Work instructions
#1 Copy everything in the forum thread about the derivative problem from "ah dang but..." down to "definition got it :)".
#2 In the forum thread about the derivative problem, what value does TuringTest conclude f'(0) has?
#3 Pick up the forum thread about the derivative problem and write what comes after its last post.

I found $$f(0)=0$$ but now I am not seeing how to proceed. Just a hint would be nice.

2. TuringTest

I further think I proved that the function is odd, though I think that doesn't really help me :/

3. Zarkon

use the definition of a derivative

4. Zarkon

the fact that it is odd does seem to help with the last part

5. TuringTest

I was thinking of using the definition of the derivative somehow but couldn't figure out how to get it into the right form....

6. Zarkon

$f'(0)=\lim_{x\to0}\frac{f(x)-f(0)}{x-0}$

7. TuringTest

limit f(x)-f(0) something...

8. TuringTest

ah dang but... oh, okay I guess I was trying to get things algebraically manipulated there, but I see now that since x=f(x) at x=0 the limit $$is$$ the definition got it :)

9. TuringTest

okay so that is f'(0)=1, on to the last part you say the oddness could help?

10. Zarkon

yes

11. TuringTest

can I use the derivative of an odd function is even?

12. Zarkon

don't need it

13. Zarkon

use the definition of a derivative again

14. TuringTest

that's what I'm doing, let me toy for a sec...

Given data
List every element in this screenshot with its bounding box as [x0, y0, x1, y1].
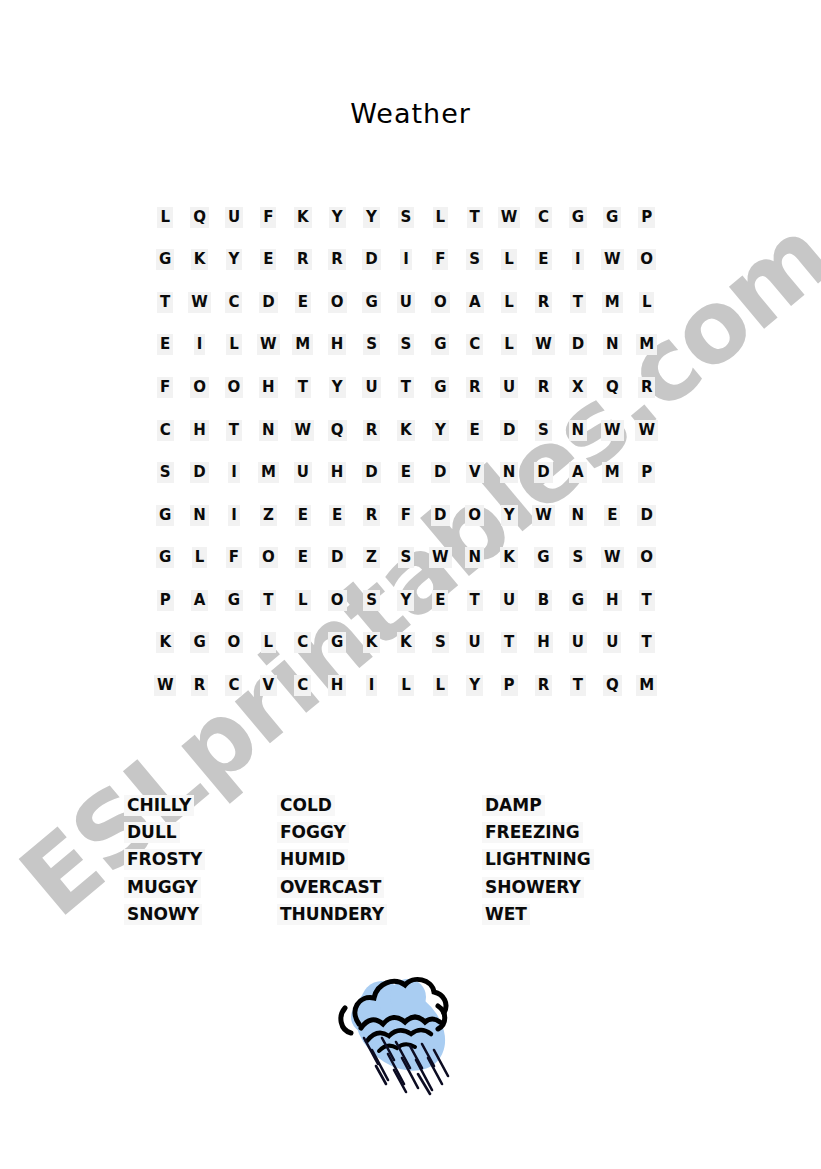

Responses for each task
#1
ah dang but... oh, okay I guess I was trying to get things algebraically manipulated there, but I see now that since x=f(x) at x=0 the limit $$is$$ the definition got it :)

#2 f'(0) = 1

#3
15. Zarkon

I found f(x) ;)

16. TuringTest

haha, dang okay then go ahead and give me a little more help on finding f'(x) they don't even ask for f(x), jeez

17. TuringTest

...if you would be so kind

18. Zarkon

if you know f'(x) and that f(0)=0 then finding f(x) is really easy :)

19. Zarkon

$f'(x)=\lim_{y\to x}\frac{f(y)-f(x)}{y-x}$

20. Zarkon

$f(y)-f(x)=f(y)+f(-x)$

21. Zarkon

does that help?

22. Zarkon

ok

23. KingGeorge

If it helps, it's easier for me to see it when I write the derivative as $f'(x)=\lim_{y\to0} \frac{f(x+y)-f(x)}{y}$

24. TuringTest

that would be $\lim_{y\to0}{f(y)+x^2y+xy^2\over y}=1+\lim...$ah... it's $$f'(x)=x^2+1$$, right ? :)

25. Zarkon

yes

26. TuringTest

sweet, thanks y'all I still want to see how your way was gonna go @Zarkon , but I'll work on that myself for a while

27. Zarkon

gotta go...fun problem...I'll post it later if you like

28. TuringTest

always a pleasure :)